(Records drawn from a dataset)
>>>>
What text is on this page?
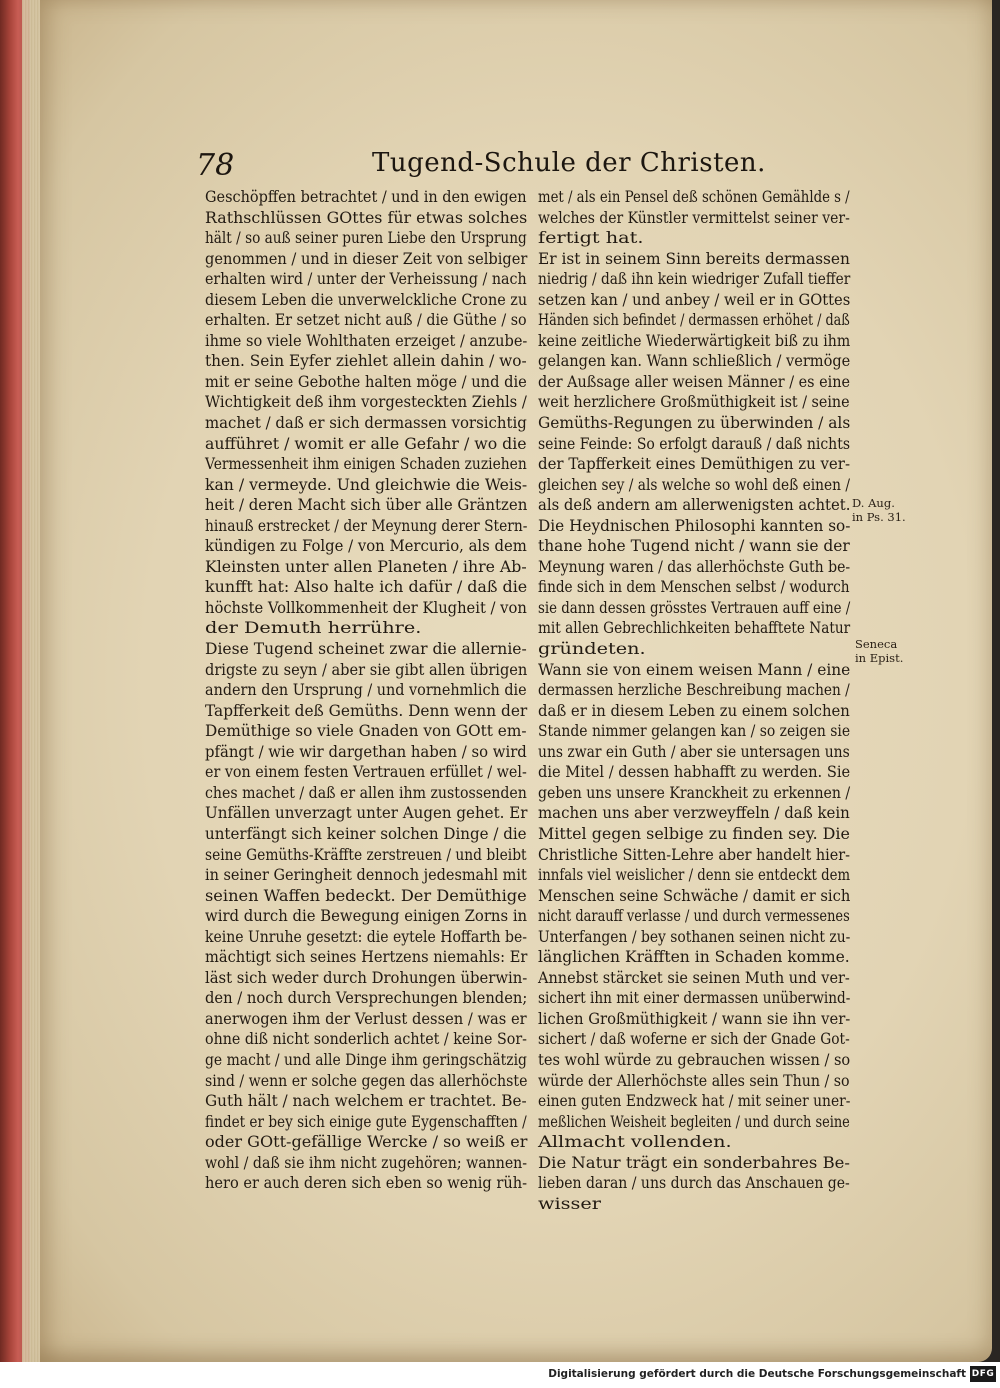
78	Tugend-Schule der Christen.
Geschöpffen betrachtet / und in den ewigen
Rathschlüssen GOttes für etwas solches
hält / so auß seiner puren Liebe den Ursprung
genommen / und in dieser Zeit von selbiger
erhalten wird / unter der Verheissung / nach
diesem Leben die unverwelckliche Crone zu
erhalten. Er setzet nicht auß / die Güthe / so
ihme so viele Wohlthaten erzeiget / anzube-
then. Sein Eyfer ziehlet allein dahin / wo-
mit er seine Gebothe halten möge / und die
Wichtigkeit deß ihm vorgesteckten Ziehls /
machet / daß er sich dermassen vorsichtig
aufführet / womit er alle Gefahr / wo die
Vermessenheit ihm einigen Schaden zuziehen
kan / vermeyde. Und gleichwie die Weis-
heit / deren Macht sich über alle Gräntzen
hinauß erstrecket / der Meynung derer Stern-
kündigen zu Folge / von Mercurio, als dem
Kleinsten unter allen Planeten / ihre Ab-
kunfft hat: Also halte ich dafür / daß die
höchste Vollkommenheit der Klugheit / von
der Demuth herrühre.
Diese Tugend scheinet zwar die allernie-
drigste zu seyn / aber sie gibt allen übrigen
andern den Ursprung / und vornehmlich die
Tapfferkeit deß Gemüths. Denn wenn der
Demüthige so viele Gnaden von GOtt em-
pfängt / wie wir dargethan haben / so wird
er von einem festen Vertrauen erfüllet / wel-
ches machet / daß er allen ihm zustossenden
Unfällen unverzagt unter Augen gehet. Er
unterfängt sich keiner solchen Dinge / die
seine Gemüths-Kräffte zerstreuen / und bleibt
in seiner Geringheit dennoch jedesmahl mit
seinen Waffen bedeckt. Der Demüthige
wird durch die Bewegung einigen Zorns in
keine Unruhe gesetzt: die eytele Hoffarth be-
mächtigt sich seines Hertzens niemahls: Er
läst sich weder durch Drohungen überwin-
den / noch durch Versprechungen blenden;
anerwogen ihm der Verlust dessen / was er
ohne diß nicht sonderlich achtet / keine Sor-
ge macht / und alle Dinge ihm geringschätzig
sind / wenn er solche gegen das allerhöchste
Guth hält / nach welchem er trachtet. Be-
findet er bey sich einige gute Eygenschafften /
oder GOtt-gefällige Wercke / so weiß er
wohl / daß sie ihm nicht zugehören; wannen-
hero er auch deren sich eben so wenig rüh-
met / als ein Pensel deß schönen Gemählde s /
welches der Künstler vermittelst seiner ver-
fertigt hat.
Er ist in seinem Sinn bereits dermassen
niedrig / daß ihn kein wiedriger Zufall tieffer
setzen kan / und anbey / weil er in GOttes
Händen sich befindet / dermassen erhöhet / daß
keine zeitliche Wiederwärtigkeit biß zu ihm
gelangen kan. Wann schließlich / vermöge
der Außsage aller weisen Männer / es eine
weit herzlichere Großmüthigkeit ist / seine
Gemüths-Regungen zu überwinden / als
seine Feinde: So erfolgt darauß / daß nichts
der Tapfferkeit eines Demüthigen zu ver-
gleichen sey / als welche so wohl deß einen /
als deß andern am allerwenigsten achtet.
Die Heydnischen Philosophi kannten so-
thane hohe Tugend nicht / wann sie der
Meynung waren / das allerhöchste Guth be-
finde sich in dem Menschen selbst / wodurch
sie dann dessen grösstes Vertrauen auff eine /
mit allen Gebrechlichkeiten behafftete Natur
gründeten.
Wann sie von einem weisen Mann / eine
dermassen herzliche Beschreibung machen /
daß er in diesem Leben zu einem solchen
Stande nimmer gelangen kan / so zeigen sie
uns zwar ein Guth / aber sie untersagen uns
die Mitel / dessen habhafft zu werden. Sie
geben uns unsere Kranckheit zu erkennen /
machen uns aber verzweyffeln / daß kein
Mittel gegen selbige zu finden sey. Die
Christliche Sitten-Lehre aber handelt hier-
innfals viel weislicher / denn sie entdeckt dem
Menschen seine Schwäche / damit er sich
nicht darauff verlasse / und durch vermessenes
Unterfangen / bey sothanen seinen nicht zu-
länglichen Kräfften in Schaden komme.
Annebst stärcket sie seinen Muth und ver-
sichert ihn mit einer dermassen unüberwind-
lichen Großmüthigkeit / wann sie ihn ver-
sichert / daß woferne er sich der Gnade Got-
tes wohl würde zu gebrauchen wissen / so
würde der Allerhöchste alles sein Thun / so
einen guten Endzweck hat / mit seiner uner-
meßlichen Weisheit begleiten / und durch seine
Allmacht vollenden.
Die Natur trägt ein sonderbahres Be-
lieben daran / uns durch das Anschauen ge-
wisser
D. Aug.
in Ps. 31.
Seneca
in Epist.
Digitalisierung gefördert durch die Deutsche Forschungsgemeinschaft DFG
<<<<
◆ ABOUT THIS TASK ◆
Scan the lines above for "allen", then copy every one that has it.

◆ SOLUTION TO THIS EXERCISE ◆
Kleinsten unter allen Planeten / ihre Ab-
drigste zu seyn / aber sie gibt allen übrigen
ches machet / daß er allen ihm zustossenden
mit allen Gebrechlichkeiten behafftete Natur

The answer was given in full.